## YOUR TASK
Below is a block of records; reproduce all of them exactly and leave out any pictures.

## RECORDS FOR PROCESSING
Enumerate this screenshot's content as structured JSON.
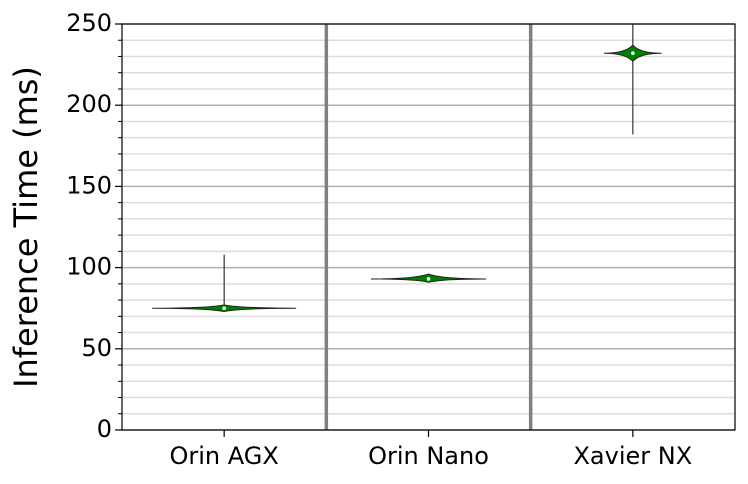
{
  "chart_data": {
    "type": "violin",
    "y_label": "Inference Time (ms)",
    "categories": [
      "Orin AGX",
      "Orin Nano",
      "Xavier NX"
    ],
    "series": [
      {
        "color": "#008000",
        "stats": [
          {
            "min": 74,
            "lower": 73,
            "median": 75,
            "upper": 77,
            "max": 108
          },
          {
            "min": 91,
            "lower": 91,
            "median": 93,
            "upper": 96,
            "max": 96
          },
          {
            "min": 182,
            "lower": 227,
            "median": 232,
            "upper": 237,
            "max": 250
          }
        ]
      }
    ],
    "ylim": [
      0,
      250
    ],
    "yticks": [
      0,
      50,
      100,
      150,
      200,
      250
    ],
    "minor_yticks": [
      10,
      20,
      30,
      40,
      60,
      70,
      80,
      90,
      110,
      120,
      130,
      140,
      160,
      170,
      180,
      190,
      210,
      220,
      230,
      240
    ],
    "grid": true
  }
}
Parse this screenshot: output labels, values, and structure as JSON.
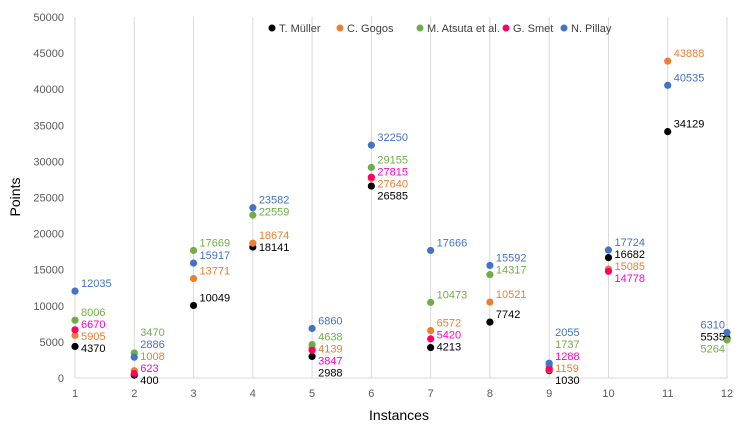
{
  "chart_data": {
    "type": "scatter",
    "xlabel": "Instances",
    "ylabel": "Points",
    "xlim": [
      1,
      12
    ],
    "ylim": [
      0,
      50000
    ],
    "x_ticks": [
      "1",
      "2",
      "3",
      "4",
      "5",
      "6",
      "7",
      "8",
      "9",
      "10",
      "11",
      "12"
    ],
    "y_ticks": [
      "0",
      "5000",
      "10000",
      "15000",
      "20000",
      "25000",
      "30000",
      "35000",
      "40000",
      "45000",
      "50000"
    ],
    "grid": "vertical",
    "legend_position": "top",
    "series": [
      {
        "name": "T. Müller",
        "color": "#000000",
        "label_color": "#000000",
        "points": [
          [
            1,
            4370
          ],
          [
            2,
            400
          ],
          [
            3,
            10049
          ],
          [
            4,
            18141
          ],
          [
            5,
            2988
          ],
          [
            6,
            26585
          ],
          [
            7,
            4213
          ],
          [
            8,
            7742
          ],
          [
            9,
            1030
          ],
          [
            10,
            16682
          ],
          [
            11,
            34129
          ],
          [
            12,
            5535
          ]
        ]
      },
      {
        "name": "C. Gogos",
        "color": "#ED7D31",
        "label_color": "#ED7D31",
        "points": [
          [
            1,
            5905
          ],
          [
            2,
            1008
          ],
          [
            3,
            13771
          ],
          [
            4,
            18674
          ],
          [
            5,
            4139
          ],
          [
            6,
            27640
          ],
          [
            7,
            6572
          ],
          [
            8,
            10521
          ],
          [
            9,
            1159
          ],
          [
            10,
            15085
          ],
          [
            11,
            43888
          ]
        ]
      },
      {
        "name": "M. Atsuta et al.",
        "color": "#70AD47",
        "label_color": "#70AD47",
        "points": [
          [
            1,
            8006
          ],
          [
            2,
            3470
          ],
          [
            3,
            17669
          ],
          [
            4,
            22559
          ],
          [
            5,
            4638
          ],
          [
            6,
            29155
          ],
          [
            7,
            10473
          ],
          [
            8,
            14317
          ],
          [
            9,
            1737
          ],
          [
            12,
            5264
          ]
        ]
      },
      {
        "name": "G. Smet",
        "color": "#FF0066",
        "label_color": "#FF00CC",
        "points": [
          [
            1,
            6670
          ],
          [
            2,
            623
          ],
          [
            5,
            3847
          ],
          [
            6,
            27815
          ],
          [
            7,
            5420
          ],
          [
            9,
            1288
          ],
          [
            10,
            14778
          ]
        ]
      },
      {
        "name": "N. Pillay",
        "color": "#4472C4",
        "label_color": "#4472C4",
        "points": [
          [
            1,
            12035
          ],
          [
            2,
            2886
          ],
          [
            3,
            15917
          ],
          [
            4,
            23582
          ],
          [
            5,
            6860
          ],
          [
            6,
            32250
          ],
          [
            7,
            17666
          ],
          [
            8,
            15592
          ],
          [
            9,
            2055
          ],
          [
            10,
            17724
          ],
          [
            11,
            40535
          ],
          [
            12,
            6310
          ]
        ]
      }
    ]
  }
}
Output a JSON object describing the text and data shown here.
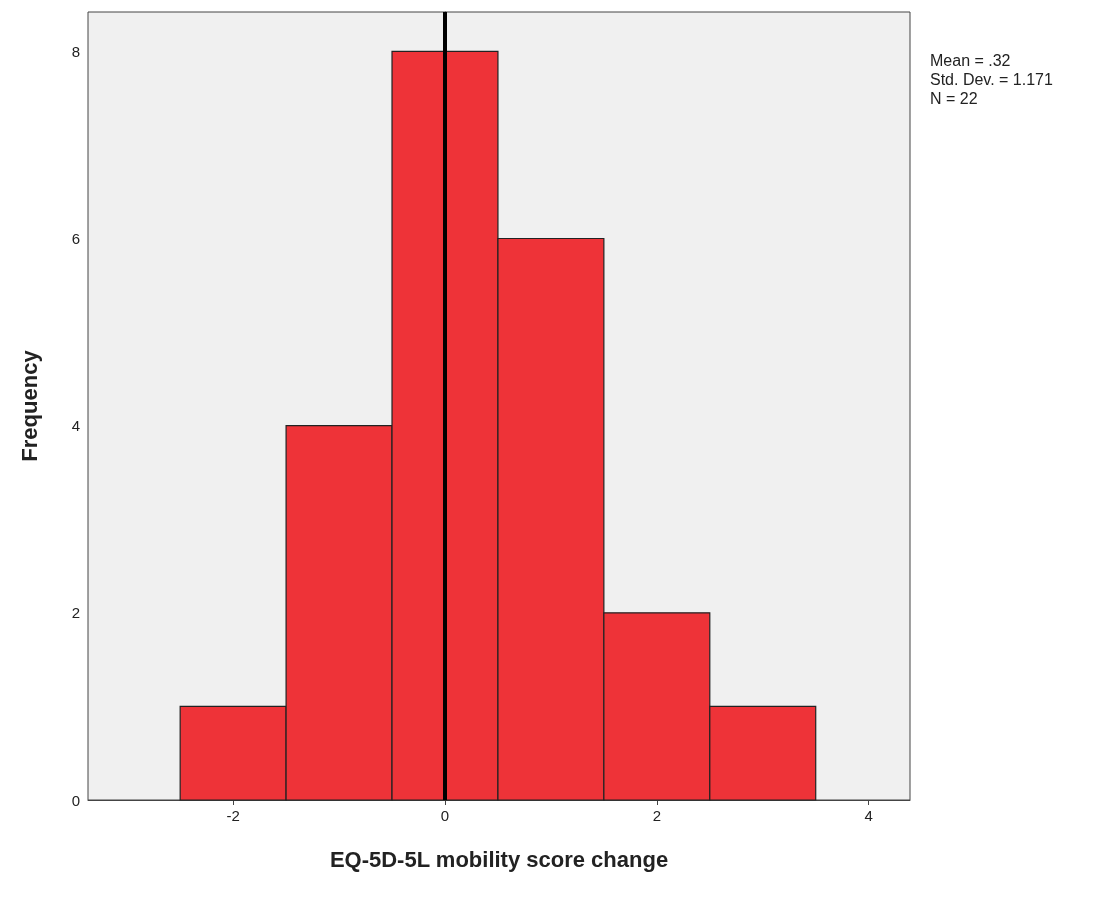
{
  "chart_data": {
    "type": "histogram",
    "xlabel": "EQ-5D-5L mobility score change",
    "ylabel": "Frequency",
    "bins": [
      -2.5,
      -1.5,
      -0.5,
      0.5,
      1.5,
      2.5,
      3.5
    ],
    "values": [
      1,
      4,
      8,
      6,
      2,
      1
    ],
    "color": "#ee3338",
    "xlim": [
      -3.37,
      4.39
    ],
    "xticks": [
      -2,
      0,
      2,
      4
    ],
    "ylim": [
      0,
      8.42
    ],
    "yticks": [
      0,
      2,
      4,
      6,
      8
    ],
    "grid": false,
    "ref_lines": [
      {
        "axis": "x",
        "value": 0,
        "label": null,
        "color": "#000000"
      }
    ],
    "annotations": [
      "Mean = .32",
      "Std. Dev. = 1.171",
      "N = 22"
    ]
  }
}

## ANSWER FOR THIS EXERCISE
Enumerate this screenshot's content as structured JSON.
{
  "chart_data": {
    "type": "violin",
    "y_label": "Inference Time (ms)",
    "categories": [
      "Orin AGX",
      "Orin Nano",
      "Xavier NX"
    ],
    "series": [
      {
        "color": "#008000",
        "stats": [
          {
            "min": 74,
            "lower": 73,
            "median": 75,
            "upper": 77,
            "max": 108
          },
          {
            "min": 91,
            "lower": 91,
            "median": 93,
            "upper": 96,
            "max": 96
          },
          {
            "min": 182,
            "lower": 227,
            "median": 232,
            "upper": 237,
            "max": 250
          }
        ]
      }
    ],
    "ylim": [
      0,
      250
    ],
    "yticks": [
      0,
      50,
      100,
      150,
      200,
      250
    ],
    "minor_yticks": [
      10,
      20,
      30,
      40,
      60,
      70,
      80,
      90,
      110,
      120,
      130,
      140,
      160,
      170,
      180,
      190,
      210,
      220,
      230,
      240
    ],
    "grid": true
  }
}
Parse this screenshot: output labels, values, and structure as JSON.
{
  "chart_data": {
    "type": "scatter",
    "xlabel": "Instances",
    "ylabel": "Points",
    "xlim": [
      1,
      12
    ],
    "ylim": [
      0,
      50000
    ],
    "x_ticks": [
      "1",
      "2",
      "3",
      "4",
      "5",
      "6",
      "7",
      "8",
      "9",
      "10",
      "11",
      "12"
    ],
    "y_ticks": [
      "0",
      "5000",
      "10000",
      "15000",
      "20000",
      "25000",
      "30000",
      "35000",
      "40000",
      "45000",
      "50000"
    ],
    "grid": "vertical",
    "legend_position": "top",
    "series": [
      {
        "name": "T. Müller",
        "color": "#000000",
        "label_color": "#000000",
        "points": [
          [
            1,
            4370
          ],
          [
            2,
            400
          ],
          [
            3,
            10049
          ],
          [
            4,
            18141
          ],
          [
            5,
            2988
          ],
          [
            6,
            26585
          ],
          [
            7,
            4213
          ],
          [
            8,
            7742
          ],
          [
            9,
            1030
          ],
          [
            10,
            16682
          ],
          [
            11,
            34129
          ],
          [
            12,
            5535
          ]
        ]
      },
      {
        "name": "C. Gogos",
        "color": "#ED7D31",
        "label_color": "#ED7D31",
        "points": [
          [
            1,
            5905
          ],
          [
            2,
            1008
          ],
          [
            3,
            13771
          ],
          [
            4,
            18674
          ],
          [
            5,
            4139
          ],
          [
            6,
            27640
          ],
          [
            7,
            6572
          ],
          [
            8,
            10521
          ],
          [
            9,
            1159
          ],
          [
            10,
            15085
          ],
          [
            11,
            43888
          ]
        ]
      },
      {
        "name": "M. Atsuta et al.",
        "color": "#70AD47",
        "label_color": "#70AD47",
        "points": [
          [
            1,
            8006
          ],
          [
            2,
            3470
          ],
          [
            3,
            17669
          ],
          [
            4,
            22559
          ],
          [
            5,
            4638
          ],
          [
            6,
            29155
          ],
          [
            7,
            10473
          ],
          [
            8,
            14317
          ],
          [
            9,
            1737
          ],
          [
            12,
            5264
          ]
        ]
      },
      {
        "name": "G. Smet",
        "color": "#FF0066",
        "label_color": "#FF00CC",
        "points": [
          [
            1,
            6670
          ],
          [
            2,
            623
          ],
          [
            5,
            3847
          ],
          [
            6,
            27815
          ],
          [
            7,
            5420
          ],
          [
            9,
            1288
          ],
          [
            10,
            14778
          ]
        ]
      },
      {
        "name": "N. Pillay",
        "color": "#4472C4",
        "label_color": "#4472C4",
        "points": [
          [
            1,
            12035
          ],
          [
            2,
            2886
          ],
          [
            3,
            15917
          ],
          [
            4,
            23582
          ],
          [
            5,
            6860
          ],
          [
            6,
            32250
          ],
          [
            7,
            17666
          ],
          [
            8,
            15592
          ],
          [
            9,
            2055
          ],
          [
            10,
            17724
          ],
          [
            11,
            40535
          ],
          [
            12,
            6310
          ]
        ]
      }
    ]
  }
}
Output a JSON object describing the text and data shown here.
{
  "chart_data": {
    "type": "histogram",
    "xlabel": "EQ-5D-5L mobility score change",
    "ylabel": "Frequency",
    "bins": [
      -2.5,
      -1.5,
      -0.5,
      0.5,
      1.5,
      2.5,
      3.5
    ],
    "values": [
      1,
      4,
      8,
      6,
      2,
      1
    ],
    "color": "#ee3338",
    "xlim": [
      -3.37,
      4.39
    ],
    "xticks": [
      -2,
      0,
      2,
      4
    ],
    "ylim": [
      0,
      8.42
    ],
    "yticks": [
      0,
      2,
      4,
      6,
      8
    ],
    "grid": false,
    "ref_lines": [
      {
        "axis": "x",
        "value": 0,
        "label": null,
        "color": "#000000"
      }
    ],
    "annotations": [
      "Mean = .32",
      "Std. Dev. = 1.171",
      "N = 22"
    ]
  }
}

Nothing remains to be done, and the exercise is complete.